#### Pasaje proporcionado
◇ ◇ ◇ ◇

No es exagerado pedir más protección a las personas trans. Desde el año pasado el proyecto de ley Integral Trans fue radicado en el Congreso y aún no tiene su primer debate. Se trata de una iniciativa ambiciosa que busca garantizar que las personas trans tengan garantía plena de todos sus derechos, los mismos de toda la ciudadanía, pero ante los que enfrentan barreras: a la justicia, salud, trabajo, educación, vivienda, participación ciudadana y una vida sin perfilamientos por parte de la Fuerza Pública. Sin embargo, persiste una peligrosa banalización del debate público.

◇ ◇ ◇ ◇

#### Material de origen
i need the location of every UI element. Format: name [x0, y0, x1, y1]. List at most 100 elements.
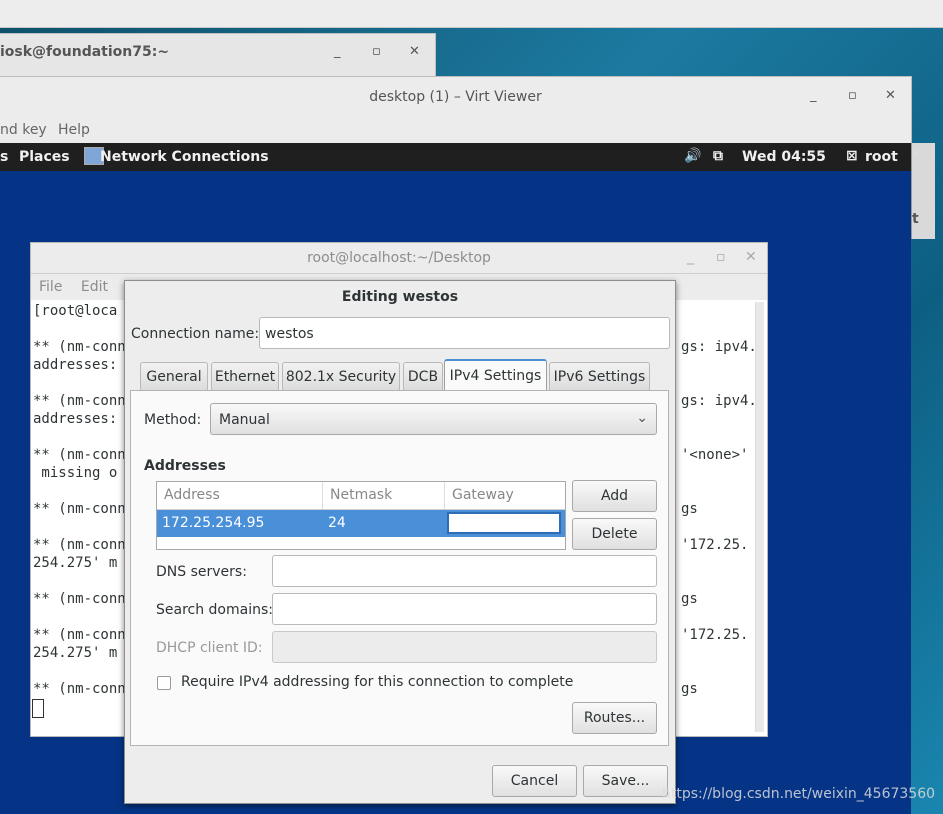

◇ ◇ ◇ ◇

#### Objetivo planteado A
Indica si cada afirmación coincide con el pasaje proporcionado y respalda tu respuesta con las palabras exactas que lo deciden: (i) el proyecto de ley Integral Trans ya tuvo su primer debate; (ii) el proyecto fue radicado en el Congreso desde el año pasado; (iii) la vivienda figura entre los ámbitos en que las personas trans enfrentan barreras.
#### Objetivo planteado B
¿Con qué adjetivo califica el pasaje proporcionado a la iniciativa del proyecto de ley Integral Trans?
#### Objetivo planteado C
Transcribe del pasaje proporcionado el fragmento que va de "No es exagerado" a "del debate público.", ambos incluidos.

#### Respuesta correcta A
(i) No: "aún no tiene su primer debate".
(ii) Sí: "Desde el año pasado el proyecto de ley Integral Trans fue radicado en el Congreso".
(iii) Sí: "a la justicia, salud, trabajo, educación, vivienda".

#### Respuesta correcta B
La califica de ambiciosa.

#### Respuesta correcta C
No es exagerado pedir más protección a las personas trans. Desde el año pasado el proyecto de ley Integral Trans fue radicado en el Congreso y aún no tiene su primer debate. Se trata de una iniciativa ambiciosa que busca garantizar que las personas trans tengan garantía plena de todos sus derechos, los mismos de toda la ciudadanía, pero ante los que enfrentan barreras: a la justicia, salud, trabajo, educación, vivienda, participación ciudadana y una vida sin perfilamientos por parte de la Fuerza Pública. Sin embargo, persiste una peligrosa banalización del debate público.